Copy out every line of the listing from its very first line down to the line containing "102, 217, 174]", both ends included. Keep each line unchanged.

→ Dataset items
++++++

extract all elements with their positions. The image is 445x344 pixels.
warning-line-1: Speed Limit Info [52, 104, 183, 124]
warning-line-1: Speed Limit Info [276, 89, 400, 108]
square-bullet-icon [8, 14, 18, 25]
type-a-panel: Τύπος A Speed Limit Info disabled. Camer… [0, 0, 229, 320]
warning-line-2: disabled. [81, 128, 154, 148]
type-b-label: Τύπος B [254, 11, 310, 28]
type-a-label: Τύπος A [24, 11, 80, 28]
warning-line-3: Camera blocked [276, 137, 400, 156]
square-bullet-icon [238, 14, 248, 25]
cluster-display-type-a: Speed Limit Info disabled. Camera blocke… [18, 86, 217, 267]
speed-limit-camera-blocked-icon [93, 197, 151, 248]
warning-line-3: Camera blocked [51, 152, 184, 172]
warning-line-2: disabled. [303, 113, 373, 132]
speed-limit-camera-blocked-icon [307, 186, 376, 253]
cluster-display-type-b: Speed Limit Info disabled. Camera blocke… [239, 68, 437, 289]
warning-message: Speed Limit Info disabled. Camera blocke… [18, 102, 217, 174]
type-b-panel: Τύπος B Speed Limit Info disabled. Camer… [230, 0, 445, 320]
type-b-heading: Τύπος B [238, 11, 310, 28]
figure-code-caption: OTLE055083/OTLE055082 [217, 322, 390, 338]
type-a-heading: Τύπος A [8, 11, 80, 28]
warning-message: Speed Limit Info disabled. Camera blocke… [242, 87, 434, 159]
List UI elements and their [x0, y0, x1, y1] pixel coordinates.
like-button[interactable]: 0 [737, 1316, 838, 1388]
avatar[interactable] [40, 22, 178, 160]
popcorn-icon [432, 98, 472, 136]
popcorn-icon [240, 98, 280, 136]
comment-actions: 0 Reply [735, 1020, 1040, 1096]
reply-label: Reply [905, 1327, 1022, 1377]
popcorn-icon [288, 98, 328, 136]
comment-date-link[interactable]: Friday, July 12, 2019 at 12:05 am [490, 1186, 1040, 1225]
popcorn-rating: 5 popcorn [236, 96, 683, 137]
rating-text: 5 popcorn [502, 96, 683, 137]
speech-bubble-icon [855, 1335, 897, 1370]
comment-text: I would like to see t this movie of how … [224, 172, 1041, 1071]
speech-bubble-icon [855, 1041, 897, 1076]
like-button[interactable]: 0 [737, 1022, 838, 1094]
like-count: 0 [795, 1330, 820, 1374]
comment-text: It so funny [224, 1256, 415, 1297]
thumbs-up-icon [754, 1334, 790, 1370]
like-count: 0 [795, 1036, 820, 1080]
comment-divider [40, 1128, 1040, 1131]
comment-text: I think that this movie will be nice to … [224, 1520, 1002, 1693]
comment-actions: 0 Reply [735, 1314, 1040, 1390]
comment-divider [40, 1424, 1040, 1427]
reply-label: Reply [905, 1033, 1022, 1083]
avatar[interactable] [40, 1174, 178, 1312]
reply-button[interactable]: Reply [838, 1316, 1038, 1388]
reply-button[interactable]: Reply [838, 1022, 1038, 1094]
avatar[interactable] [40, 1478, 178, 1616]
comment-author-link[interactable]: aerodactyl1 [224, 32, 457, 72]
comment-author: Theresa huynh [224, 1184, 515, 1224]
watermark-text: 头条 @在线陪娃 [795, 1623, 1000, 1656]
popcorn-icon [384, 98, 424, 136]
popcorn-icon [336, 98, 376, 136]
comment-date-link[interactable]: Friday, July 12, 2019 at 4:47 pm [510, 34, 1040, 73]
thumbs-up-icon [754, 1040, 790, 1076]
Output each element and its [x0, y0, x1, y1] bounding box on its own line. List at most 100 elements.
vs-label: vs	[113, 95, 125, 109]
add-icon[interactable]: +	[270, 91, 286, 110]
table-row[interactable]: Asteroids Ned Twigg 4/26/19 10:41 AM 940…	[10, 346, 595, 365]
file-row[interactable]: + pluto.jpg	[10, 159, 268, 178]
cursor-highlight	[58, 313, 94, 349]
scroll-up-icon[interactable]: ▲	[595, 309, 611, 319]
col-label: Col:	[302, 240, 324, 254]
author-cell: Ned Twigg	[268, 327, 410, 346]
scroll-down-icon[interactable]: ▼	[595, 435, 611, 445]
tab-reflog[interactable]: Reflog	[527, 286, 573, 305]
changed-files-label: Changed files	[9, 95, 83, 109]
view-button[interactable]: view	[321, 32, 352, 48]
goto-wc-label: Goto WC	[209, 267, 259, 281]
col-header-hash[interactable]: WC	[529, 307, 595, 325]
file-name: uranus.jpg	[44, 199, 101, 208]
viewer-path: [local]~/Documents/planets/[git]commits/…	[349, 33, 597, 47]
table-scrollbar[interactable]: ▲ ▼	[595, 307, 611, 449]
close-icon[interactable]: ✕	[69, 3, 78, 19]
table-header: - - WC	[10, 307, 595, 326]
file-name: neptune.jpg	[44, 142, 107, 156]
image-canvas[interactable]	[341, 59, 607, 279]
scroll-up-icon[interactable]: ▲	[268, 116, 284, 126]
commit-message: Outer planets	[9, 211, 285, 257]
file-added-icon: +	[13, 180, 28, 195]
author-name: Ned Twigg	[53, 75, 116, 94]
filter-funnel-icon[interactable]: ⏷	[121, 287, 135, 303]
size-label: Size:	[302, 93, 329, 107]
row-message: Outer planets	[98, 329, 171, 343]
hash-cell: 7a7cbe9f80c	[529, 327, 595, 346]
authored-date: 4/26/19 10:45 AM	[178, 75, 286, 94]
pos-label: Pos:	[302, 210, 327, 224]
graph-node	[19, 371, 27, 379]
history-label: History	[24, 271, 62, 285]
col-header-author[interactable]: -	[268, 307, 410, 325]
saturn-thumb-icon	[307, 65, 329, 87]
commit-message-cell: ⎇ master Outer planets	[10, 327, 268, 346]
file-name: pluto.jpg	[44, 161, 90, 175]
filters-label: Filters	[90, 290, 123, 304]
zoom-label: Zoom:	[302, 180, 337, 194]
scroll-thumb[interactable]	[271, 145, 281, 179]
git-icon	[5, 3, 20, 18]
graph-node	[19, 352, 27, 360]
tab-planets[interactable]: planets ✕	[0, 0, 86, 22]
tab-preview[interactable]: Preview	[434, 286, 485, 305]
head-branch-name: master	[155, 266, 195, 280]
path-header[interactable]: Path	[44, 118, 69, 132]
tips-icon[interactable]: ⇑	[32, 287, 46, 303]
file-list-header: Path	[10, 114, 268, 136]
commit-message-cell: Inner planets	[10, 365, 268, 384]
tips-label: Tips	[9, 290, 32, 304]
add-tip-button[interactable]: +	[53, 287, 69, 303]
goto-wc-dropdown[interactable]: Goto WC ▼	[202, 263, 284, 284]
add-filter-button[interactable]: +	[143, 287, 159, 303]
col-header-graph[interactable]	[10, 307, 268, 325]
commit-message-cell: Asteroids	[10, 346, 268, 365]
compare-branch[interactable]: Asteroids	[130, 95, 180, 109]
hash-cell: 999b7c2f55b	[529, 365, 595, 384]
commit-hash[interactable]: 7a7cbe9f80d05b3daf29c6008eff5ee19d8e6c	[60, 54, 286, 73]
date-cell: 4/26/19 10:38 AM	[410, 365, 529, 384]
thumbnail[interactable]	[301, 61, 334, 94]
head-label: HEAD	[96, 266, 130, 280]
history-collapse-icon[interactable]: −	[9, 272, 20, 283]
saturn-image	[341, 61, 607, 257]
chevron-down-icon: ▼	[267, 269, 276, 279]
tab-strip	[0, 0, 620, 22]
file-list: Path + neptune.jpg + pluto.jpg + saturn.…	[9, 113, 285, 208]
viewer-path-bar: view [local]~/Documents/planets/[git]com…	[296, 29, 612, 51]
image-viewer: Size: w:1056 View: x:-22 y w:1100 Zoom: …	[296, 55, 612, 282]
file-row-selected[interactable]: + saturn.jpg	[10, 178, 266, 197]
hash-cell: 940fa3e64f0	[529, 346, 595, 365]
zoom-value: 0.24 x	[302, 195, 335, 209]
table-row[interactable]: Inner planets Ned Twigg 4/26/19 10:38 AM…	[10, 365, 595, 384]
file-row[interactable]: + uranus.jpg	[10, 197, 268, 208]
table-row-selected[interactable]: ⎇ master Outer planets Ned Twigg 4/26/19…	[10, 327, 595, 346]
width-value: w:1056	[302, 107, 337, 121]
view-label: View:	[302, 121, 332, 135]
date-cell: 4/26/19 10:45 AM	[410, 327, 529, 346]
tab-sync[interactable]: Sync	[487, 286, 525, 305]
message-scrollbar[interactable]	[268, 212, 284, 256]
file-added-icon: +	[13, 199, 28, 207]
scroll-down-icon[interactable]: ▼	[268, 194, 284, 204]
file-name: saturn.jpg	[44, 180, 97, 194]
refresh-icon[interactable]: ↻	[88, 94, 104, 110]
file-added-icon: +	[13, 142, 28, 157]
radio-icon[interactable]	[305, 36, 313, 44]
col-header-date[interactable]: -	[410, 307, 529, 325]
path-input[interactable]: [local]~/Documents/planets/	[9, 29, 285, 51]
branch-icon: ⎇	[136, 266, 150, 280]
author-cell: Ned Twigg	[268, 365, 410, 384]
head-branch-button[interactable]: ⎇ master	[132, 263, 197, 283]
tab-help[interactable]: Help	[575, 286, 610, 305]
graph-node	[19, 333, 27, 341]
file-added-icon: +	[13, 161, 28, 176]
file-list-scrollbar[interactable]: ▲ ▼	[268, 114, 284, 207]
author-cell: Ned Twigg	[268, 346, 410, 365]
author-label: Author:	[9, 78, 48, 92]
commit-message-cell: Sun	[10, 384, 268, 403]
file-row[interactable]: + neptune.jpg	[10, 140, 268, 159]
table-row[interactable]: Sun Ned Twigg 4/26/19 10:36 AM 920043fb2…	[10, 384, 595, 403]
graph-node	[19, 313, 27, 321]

++++++

→ SOLUTION BELOW
extract all elements with their positions. The image is 445x344 pixels.
warning-line-1: Speed Limit Info [52, 104, 183, 124]
warning-line-1: Speed Limit Info [276, 89, 400, 108]
square-bullet-icon [8, 14, 18, 25]
type-a-panel: Τύπος A Speed Limit Info disabled. Camer… [0, 0, 229, 320]
warning-line-2: disabled. [81, 128, 154, 148]
type-b-label: Τύπος B [254, 11, 310, 28]
type-a-label: Τύπος A [24, 11, 80, 28]
warning-line-3: Camera blocked [276, 137, 400, 156]
square-bullet-icon [238, 14, 248, 25]
cluster-display-type-a: Speed Limit Info disabled. Camera blocke… [18, 86, 217, 267]
speed-limit-camera-blocked-icon [93, 197, 151, 248]
warning-line-3: Camera blocked [51, 152, 184, 172]
warning-line-2: disabled. [303, 113, 373, 132]
speed-limit-camera-blocked-icon [307, 186, 376, 253]
cluster-display-type-b: Speed Limit Info disabled. Camera blocke… [239, 68, 437, 289]
warning-message: Speed Limit Info disabled. Camera blocke… [18, 102, 217, 174]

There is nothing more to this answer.